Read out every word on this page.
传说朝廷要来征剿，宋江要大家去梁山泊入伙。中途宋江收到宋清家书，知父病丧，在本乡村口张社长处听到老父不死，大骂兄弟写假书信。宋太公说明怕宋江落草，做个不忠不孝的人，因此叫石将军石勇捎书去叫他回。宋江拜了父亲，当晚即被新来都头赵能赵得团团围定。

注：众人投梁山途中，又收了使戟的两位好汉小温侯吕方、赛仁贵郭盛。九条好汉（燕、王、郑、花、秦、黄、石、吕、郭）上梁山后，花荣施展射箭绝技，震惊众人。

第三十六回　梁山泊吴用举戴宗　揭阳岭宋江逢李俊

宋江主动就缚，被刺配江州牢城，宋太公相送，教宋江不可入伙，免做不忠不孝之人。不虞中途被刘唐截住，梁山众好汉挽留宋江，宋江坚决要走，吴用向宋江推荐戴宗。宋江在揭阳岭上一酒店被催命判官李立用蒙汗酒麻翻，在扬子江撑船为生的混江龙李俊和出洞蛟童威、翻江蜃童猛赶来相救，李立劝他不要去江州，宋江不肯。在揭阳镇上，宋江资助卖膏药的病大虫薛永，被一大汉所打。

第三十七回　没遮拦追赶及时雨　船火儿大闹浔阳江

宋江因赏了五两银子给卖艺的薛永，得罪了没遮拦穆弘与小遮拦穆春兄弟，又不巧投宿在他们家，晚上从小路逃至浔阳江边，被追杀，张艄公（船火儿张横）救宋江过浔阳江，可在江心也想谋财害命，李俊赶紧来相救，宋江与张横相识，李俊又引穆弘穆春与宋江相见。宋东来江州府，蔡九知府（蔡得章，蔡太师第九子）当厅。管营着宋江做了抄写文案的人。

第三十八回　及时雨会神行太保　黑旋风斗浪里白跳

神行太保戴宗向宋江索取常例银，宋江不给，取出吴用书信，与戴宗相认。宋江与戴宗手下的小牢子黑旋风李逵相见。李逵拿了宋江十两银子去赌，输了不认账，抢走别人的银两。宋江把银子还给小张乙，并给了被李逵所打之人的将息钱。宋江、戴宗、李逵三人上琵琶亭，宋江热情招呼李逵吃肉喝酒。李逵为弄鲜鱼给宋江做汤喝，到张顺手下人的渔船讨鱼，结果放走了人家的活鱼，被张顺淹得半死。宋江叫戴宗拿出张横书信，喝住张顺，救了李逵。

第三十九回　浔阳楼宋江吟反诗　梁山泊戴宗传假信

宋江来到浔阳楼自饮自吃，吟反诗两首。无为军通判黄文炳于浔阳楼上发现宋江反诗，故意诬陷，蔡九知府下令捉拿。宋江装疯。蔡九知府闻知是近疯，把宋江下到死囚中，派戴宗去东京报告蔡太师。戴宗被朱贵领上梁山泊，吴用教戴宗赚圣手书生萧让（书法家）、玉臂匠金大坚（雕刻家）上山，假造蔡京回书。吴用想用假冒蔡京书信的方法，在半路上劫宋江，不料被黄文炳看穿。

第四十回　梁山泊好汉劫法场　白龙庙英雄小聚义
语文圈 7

++++++++

• **AIM**
Copy every line of the records word for word.

• **RESPONSE**
Read out every word on this page.
传说朝廷要来征剿，宋江要大家去梁山泊入伙。中途宋江收到宋清家书，知父病丧，在本乡村口张社长处听到老父不死，大骂兄弟写假书信。宋太公说明怕宋江落草，做个不忠不孝的人，因此叫石将军石勇捎书去叫他回。宋江拜了父亲，当晚即被新来都头赵能赵得团团围定。

注：众人投梁山途中，又收了使戟的两位好汉小温侯吕方、赛仁贵郭盛。九条好汉（燕、王、郑、花、秦、黄、石、吕、郭）上梁山后，花荣施展射箭绝技，震惊众人。

第三十六回　梁山泊吴用举戴宗　揭阳岭宋江逢李俊

宋江主动就缚，被刺配江州牢城，宋太公相送，教宋江不可入伙，免做不忠不孝之人。不虞中途被刘唐截住，梁山众好汉挽留宋江，宋江坚决要走，吴用向宋江推荐戴宗。宋江在揭阳岭上一酒店被催命判官李立用蒙汗酒麻翻，在扬子江撑船为生的混江龙李俊和出洞蛟童威、翻江蜃童猛赶来相救，李立劝他不要去江州，宋江不肯。在揭阳镇上，宋江资助卖膏药的病大虫薛永，被一大汉所打。

第三十七回　没遮拦追赶及时雨　船火儿大闹浔阳江

宋江因赏了五两银子给卖艺的薛永，得罪了没遮拦穆弘与小遮拦穆春兄弟，又不巧投宿在他们家，晚上从小路逃至浔阳江边，被追杀，张艄公（船火儿张横）救宋江过浔阳江，可在江心也想谋财害命，李俊赶紧来相救，宋江与张横相识，李俊又引穆弘穆春与宋江相见。宋东来江州府，蔡九知府（蔡得章，蔡太师第九子）当厅。管营着宋江做了抄写文案的人。

第三十八回　及时雨会神行太保　黑旋风斗浪里白跳

神行太保戴宗向宋江索取常例银，宋江不给，取出吴用书信，与戴宗相认。宋江与戴宗手下的小牢子黑旋风李逵相见。李逵拿了宋江十两银子去赌，输了不认账，抢走别人的银两。宋江把银子还给小张乙，并给了被李逵所打之人的将息钱。宋江、戴宗、李逵三人上琵琶亭，宋江热情招呼李逵吃肉喝酒。李逵为弄鲜鱼给宋江做汤喝，到张顺手下人的渔船讨鱼，结果放走了人家的活鱼，被张顺淹得半死。宋江叫戴宗拿出张横书信，喝住张顺，救了李逵。

第三十九回　浔阳楼宋江吟反诗　梁山泊戴宗传假信

宋江来到浔阳楼自饮自吃，吟反诗两首。无为军通判黄文炳于浔阳楼上发现宋江反诗，故意诬陷，蔡九知府下令捉拿。宋江装疯。蔡九知府闻知是近疯，把宋江下到死囚中，派戴宗去东京报告蔡太师。戴宗被朱贵领上梁山泊，吴用教戴宗赚圣手书生萧让（书法家）、玉臂匠金大坚（雕刻家）上山，假造蔡京回书。吴用想用假冒蔡京书信的方法，在半路上劫宋江，不料被黄文炳看穿。

第四十回　梁山泊好汉劫法场　白龙庙英雄小聚义
语文圈 7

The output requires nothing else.